[Record list]
--
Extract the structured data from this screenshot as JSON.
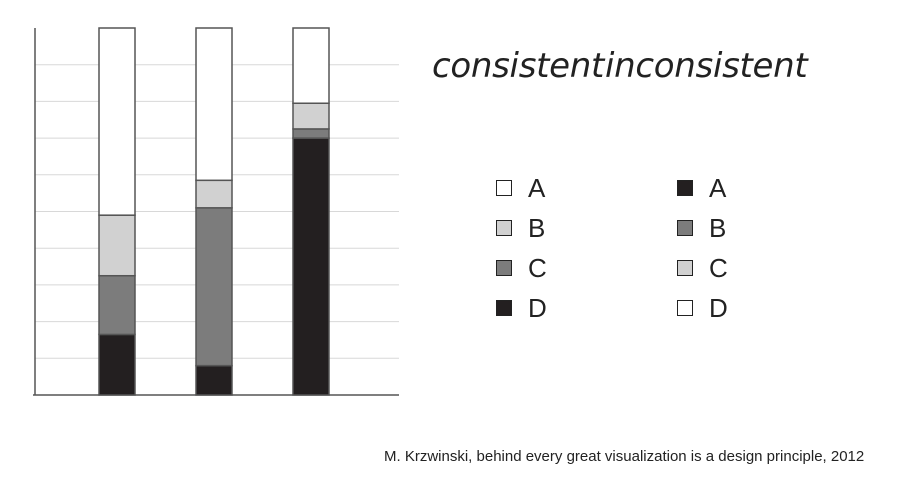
{
  "headings": {
    "consistent": "consistent",
    "inconsistent": "inconsistent"
  },
  "legend": {
    "consistent": [
      {
        "label": "A",
        "color": "#ffffff"
      },
      {
        "label": "B",
        "color": "#d1d1d1"
      },
      {
        "label": "C",
        "color": "#7c7c7c"
      },
      {
        "label": "D",
        "color": "#231f20"
      }
    ],
    "inconsistent": [
      {
        "label": "A",
        "color": "#231f20"
      },
      {
        "label": "B",
        "color": "#7c7c7c"
      },
      {
        "label": "C",
        "color": "#d1d1d1"
      },
      {
        "label": "D",
        "color": "#ffffff"
      }
    ]
  },
  "citation": "M. Krzwinski, behind every great visualization is a design principle, 2012",
  "chart_data": {
    "type": "bar",
    "stacked": true,
    "categories": [
      "",
      "",
      ""
    ],
    "ylim": [
      0,
      100
    ],
    "grid": true,
    "stack_order_bottom_to_top": [
      "D",
      "C",
      "B",
      "A"
    ],
    "series": [
      {
        "name": "D",
        "values": [
          16.5,
          8,
          70
        ]
      },
      {
        "name": "C",
        "values": [
          16,
          43,
          2.5
        ]
      },
      {
        "name": "B",
        "values": [
          16.5,
          7.5,
          7
        ]
      },
      {
        "name": "A",
        "values": [
          51,
          41.5,
          20.5
        ]
      }
    ],
    "colors": {
      "A": "#ffffff",
      "B": "#d1d1d1",
      "C": "#7c7c7c",
      "D": "#231f20"
    }
  }
}
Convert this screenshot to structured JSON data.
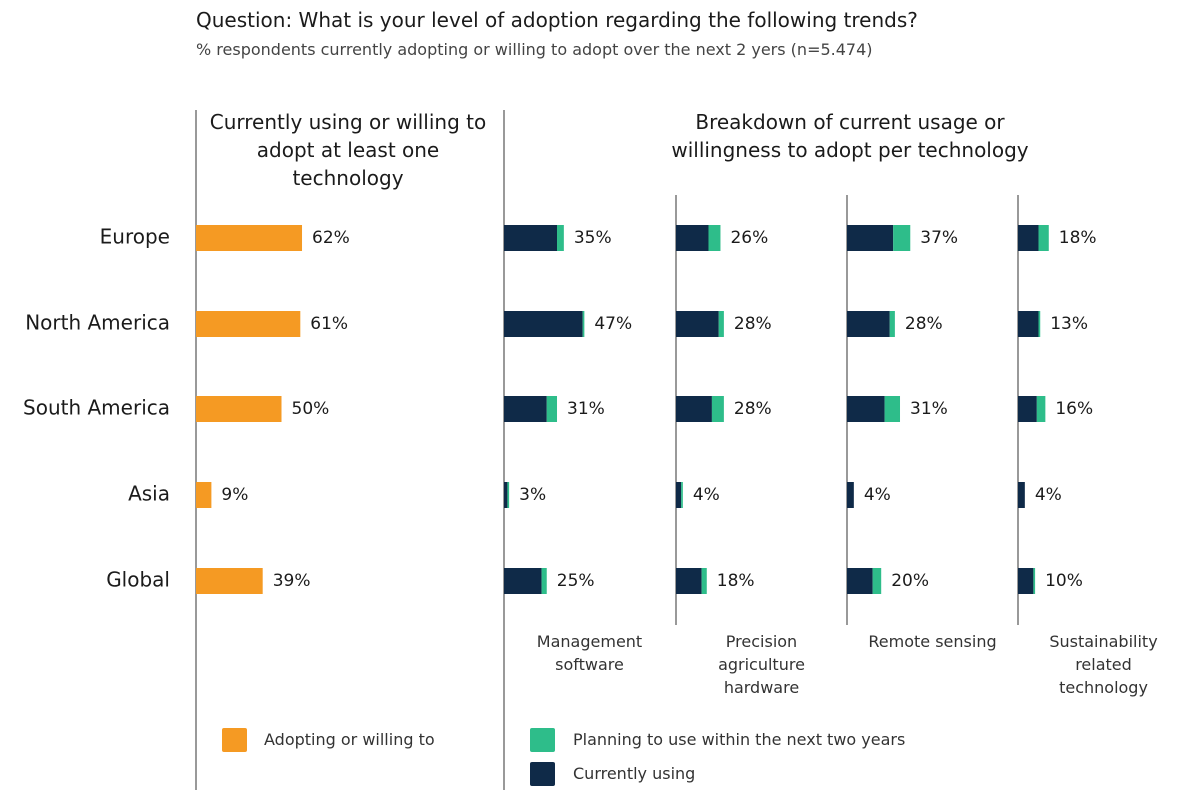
{
  "title": "Question: What is your level of adoption regarding the following trends?",
  "subtitle": "% respondents currently adopting or willing to adopt over the next 2 yers (n=5.474)",
  "breakdown_title": "Breakdown of current usage or willingness to adopt per technology",
  "chart_data": [
    {
      "type": "bar",
      "orientation": "horizontal",
      "title": "Currently using or willing to adopt at least one technology",
      "categories": [
        "Europe",
        "North America",
        "South America",
        "Asia",
        "Global"
      ],
      "xlim": [
        0,
        100
      ],
      "series": [
        {
          "name": "Adopting or willing to",
          "color": "#f59a23",
          "values": [
            62,
            61,
            50,
            9,
            39
          ],
          "value_labels": [
            "62%",
            "61%",
            "50%",
            "9%",
            "39%"
          ]
        }
      ]
    },
    {
      "type": "stacked_bar",
      "orientation": "horizontal",
      "title": "Management software",
      "xlim": [
        0,
        100
      ],
      "total_labels": [
        "35%",
        "47%",
        "31%",
        "3%",
        "25%"
      ],
      "series": [
        {
          "name": "Currently using",
          "color": "#0f2a48",
          "values": [
            31,
            46,
            25,
            2,
            22
          ]
        },
        {
          "name": "Planning to use within the next two years",
          "color": "#2ebd8a",
          "values": [
            4,
            1,
            6,
            1,
            3
          ]
        }
      ]
    },
    {
      "type": "stacked_bar",
      "orientation": "horizontal",
      "title": "Precision agriculture hardware",
      "xlim": [
        0,
        100
      ],
      "total_labels": [
        "26%",
        "28%",
        "28%",
        "4%",
        "18%"
      ],
      "series": [
        {
          "name": "Currently using",
          "color": "#0f2a48",
          "values": [
            19,
            25,
            21,
            3,
            15
          ]
        },
        {
          "name": "Planning to use within the next two years",
          "color": "#2ebd8a",
          "values": [
            7,
            3,
            7,
            1,
            3
          ]
        }
      ]
    },
    {
      "type": "stacked_bar",
      "orientation": "horizontal",
      "title": "Remote sensing",
      "xlim": [
        0,
        100
      ],
      "total_labels": [
        "37%",
        "28%",
        "31%",
        "4%",
        "20%"
      ],
      "series": [
        {
          "name": "Currently using",
          "color": "#0f2a48",
          "values": [
            27,
            25,
            22,
            4,
            15
          ]
        },
        {
          "name": "Planning to use within the next two years",
          "color": "#2ebd8a",
          "values": [
            10,
            3,
            9,
            0,
            5
          ]
        }
      ]
    },
    {
      "type": "stacked_bar",
      "orientation": "horizontal",
      "title": "Sustainability related technology",
      "xlim": [
        0,
        100
      ],
      "total_labels": [
        "18%",
        "13%",
        "16%",
        "4%",
        "10%"
      ],
      "series": [
        {
          "name": "Currently using",
          "color": "#0f2a48",
          "values": [
            12,
            12,
            11,
            4,
            9
          ]
        },
        {
          "name": "Planning to use within the next two years",
          "color": "#2ebd8a",
          "values": [
            6,
            1,
            5,
            0,
            1
          ]
        }
      ]
    }
  ]
}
--
[Instruction] Will you set down the records word for word while leaving out every picture?

[Solution below]
Extract the structured data from this screenshot as JSON.
{
  "headings": {
    "consistent": "consistent",
    "inconsistent": "inconsistent"
  },
  "legend": {
    "consistent": [
      {
        "label": "A",
        "color": "#ffffff"
      },
      {
        "label": "B",
        "color": "#d1d1d1"
      },
      {
        "label": "C",
        "color": "#7c7c7c"
      },
      {
        "label": "D",
        "color": "#231f20"
      }
    ],
    "inconsistent": [
      {
        "label": "A",
        "color": "#231f20"
      },
      {
        "label": "B",
        "color": "#7c7c7c"
      },
      {
        "label": "C",
        "color": "#d1d1d1"
      },
      {
        "label": "D",
        "color": "#ffffff"
      }
    ]
  },
  "citation": "M. Krzwinski, behind every great visualization is a design principle, 2012",
  "chart_data": {
    "type": "bar",
    "stacked": true,
    "categories": [
      "",
      "",
      ""
    ],
    "ylim": [
      0,
      100
    ],
    "grid": true,
    "stack_order_bottom_to_top": [
      "D",
      "C",
      "B",
      "A"
    ],
    "series": [
      {
        "name": "D",
        "values": [
          16.5,
          8,
          70
        ]
      },
      {
        "name": "C",
        "values": [
          16,
          43,
          2.5
        ]
      },
      {
        "name": "B",
        "values": [
          16.5,
          7.5,
          7
        ]
      },
      {
        "name": "A",
        "values": [
          51,
          41.5,
          20.5
        ]
      }
    ],
    "colors": {
      "A": "#ffffff",
      "B": "#d1d1d1",
      "C": "#7c7c7c",
      "D": "#231f20"
    }
  }
}
Convert this screenshot to structured JSON data.
{
  "title": "Question: What is your level of adoption regarding the following trends?",
  "subtitle": "% respondents currently adopting or willing to adopt over the next 2 yers (n=5.474)",
  "breakdown_title": "Breakdown of current usage or willingness to adopt per technology",
  "chart_data": [
    {
      "type": "bar",
      "orientation": "horizontal",
      "title": "Currently using or willing to adopt at least one technology",
      "categories": [
        "Europe",
        "North America",
        "South America",
        "Asia",
        "Global"
      ],
      "xlim": [
        0,
        100
      ],
      "series": [
        {
          "name": "Adopting or willing to",
          "color": "#f59a23",
          "values": [
            62,
            61,
            50,
            9,
            39
          ],
          "value_labels": [
            "62%",
            "61%",
            "50%",
            "9%",
            "39%"
          ]
        }
      ]
    },
    {
      "type": "stacked_bar",
      "orientation": "horizontal",
      "title": "Management software",
      "xlim": [
        0,
        100
      ],
      "total_labels": [
        "35%",
        "47%",
        "31%",
        "3%",
        "25%"
      ],
      "series": [
        {
          "name": "Currently using",
          "color": "#0f2a48",
          "values": [
            31,
            46,
            25,
            2,
            22
          ]
        },
        {
          "name": "Planning to use within the next two years",
          "color": "#2ebd8a",
          "values": [
            4,
            1,
            6,
            1,
            3
          ]
        }
      ]
    },
    {
      "type": "stacked_bar",
      "orientation": "horizontal",
      "title": "Precision agriculture hardware",
      "xlim": [
        0,
        100
      ],
      "total_labels": [
        "26%",
        "28%",
        "28%",
        "4%",
        "18%"
      ],
      "series": [
        {
          "name": "Currently using",
          "color": "#0f2a48",
          "values": [
            19,
            25,
            21,
            3,
            15
          ]
        },
        {
          "name": "Planning to use within the next two years",
          "color": "#2ebd8a",
          "values": [
            7,
            3,
            7,
            1,
            3
          ]
        }
      ]
    },
    {
      "type": "stacked_bar",
      "orientation": "horizontal",
      "title": "Remote sensing",
      "xlim": [
        0,
        100
      ],
      "total_labels": [
        "37%",
        "28%",
        "31%",
        "4%",
        "20%"
      ],
      "series": [
        {
          "name": "Currently using",
          "color": "#0f2a48",
          "values": [
            27,
            25,
            22,
            4,
            15
          ]
        },
        {
          "name": "Planning to use within the next two years",
          "color": "#2ebd8a",
          "values": [
            10,
            3,
            9,
            0,
            5
          ]
        }
      ]
    },
    {
      "type": "stacked_bar",
      "orientation": "horizontal",
      "title": "Sustainability related technology",
      "xlim": [
        0,
        100
      ],
      "total_labels": [
        "18%",
        "13%",
        "16%",
        "4%",
        "10%"
      ],
      "series": [
        {
          "name": "Currently using",
          "color": "#0f2a48",
          "values": [
            12,
            12,
            11,
            4,
            9
          ]
        },
        {
          "name": "Planning to use within the next two years",
          "color": "#2ebd8a",
          "values": [
            6,
            1,
            5,
            0,
            1
          ]
        }
      ]
    }
  ]
}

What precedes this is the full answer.